• **What needs to be done**
Go through the entries below and copy each line containing the word "growth".

• **Dataset records**
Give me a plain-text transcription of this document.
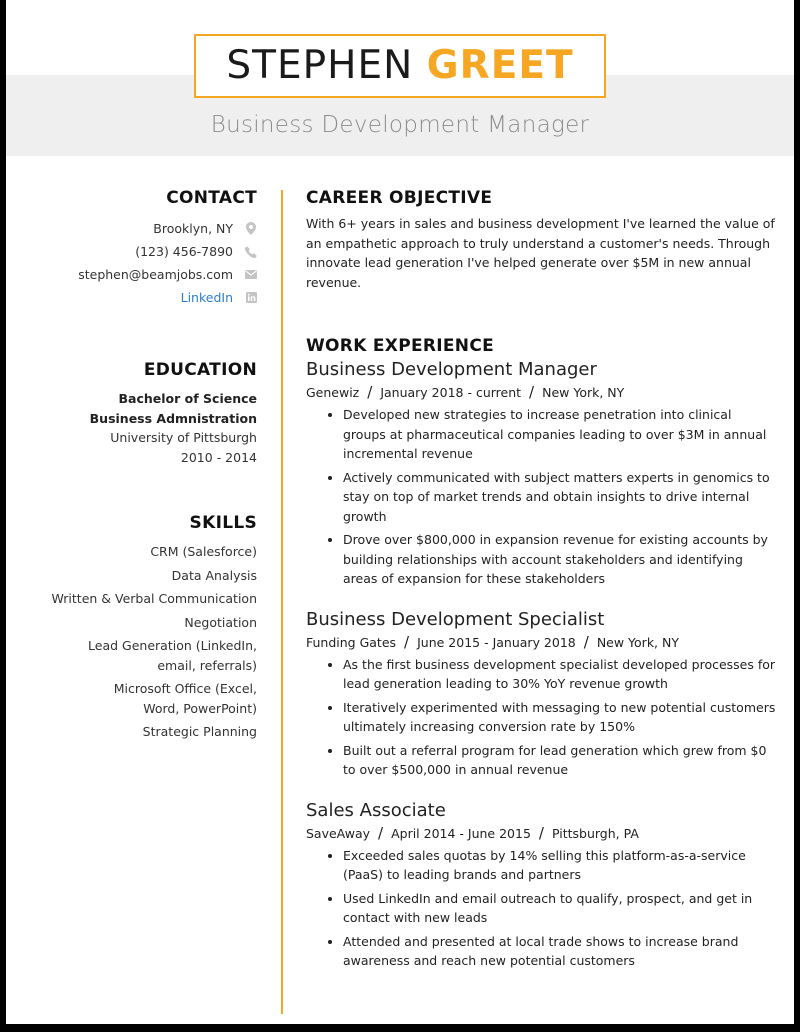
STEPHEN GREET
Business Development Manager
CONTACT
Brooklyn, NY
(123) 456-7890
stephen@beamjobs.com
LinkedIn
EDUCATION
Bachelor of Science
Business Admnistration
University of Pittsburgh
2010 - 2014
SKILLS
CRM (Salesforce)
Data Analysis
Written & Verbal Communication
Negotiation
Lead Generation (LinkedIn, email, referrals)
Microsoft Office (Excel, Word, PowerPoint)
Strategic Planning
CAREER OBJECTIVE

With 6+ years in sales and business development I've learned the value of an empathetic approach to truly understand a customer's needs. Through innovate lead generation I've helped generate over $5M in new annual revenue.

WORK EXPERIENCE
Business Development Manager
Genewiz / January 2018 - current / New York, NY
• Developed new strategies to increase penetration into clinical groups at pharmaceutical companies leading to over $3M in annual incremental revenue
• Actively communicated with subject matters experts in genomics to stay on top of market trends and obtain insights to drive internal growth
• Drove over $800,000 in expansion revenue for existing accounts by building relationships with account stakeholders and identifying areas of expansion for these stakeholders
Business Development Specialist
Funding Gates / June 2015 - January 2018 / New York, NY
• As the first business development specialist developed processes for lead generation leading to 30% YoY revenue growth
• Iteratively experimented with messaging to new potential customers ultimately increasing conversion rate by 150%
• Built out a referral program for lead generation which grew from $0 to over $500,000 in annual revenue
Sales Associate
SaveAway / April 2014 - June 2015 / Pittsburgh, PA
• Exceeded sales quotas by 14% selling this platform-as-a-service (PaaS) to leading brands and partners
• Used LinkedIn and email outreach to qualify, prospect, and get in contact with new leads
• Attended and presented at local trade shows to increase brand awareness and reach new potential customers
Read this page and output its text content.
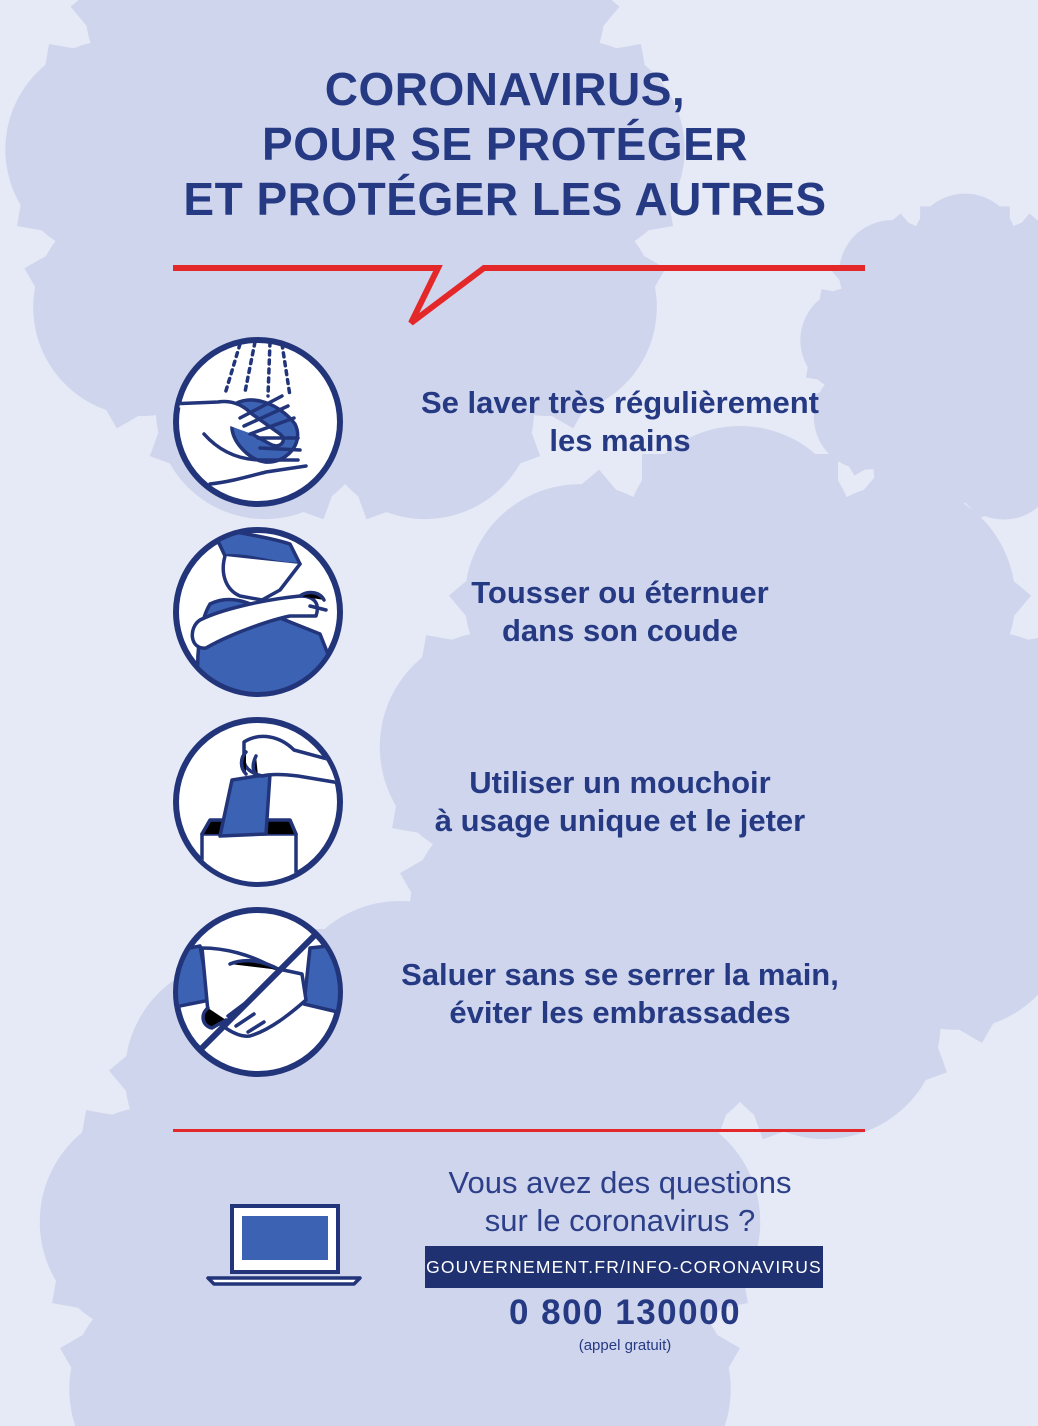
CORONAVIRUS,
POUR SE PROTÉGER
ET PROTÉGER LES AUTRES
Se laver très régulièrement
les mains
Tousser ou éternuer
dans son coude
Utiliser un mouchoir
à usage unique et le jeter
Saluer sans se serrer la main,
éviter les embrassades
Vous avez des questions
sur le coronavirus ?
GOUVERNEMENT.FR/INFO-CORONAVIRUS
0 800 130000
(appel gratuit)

• **Answer section**
• Actively communicated with subject matters experts in genomics to stay on top of market trends and obtain insights to drive internal growth
• As the first business development specialist developed processes for lead generation leading to 30% YoY revenue growth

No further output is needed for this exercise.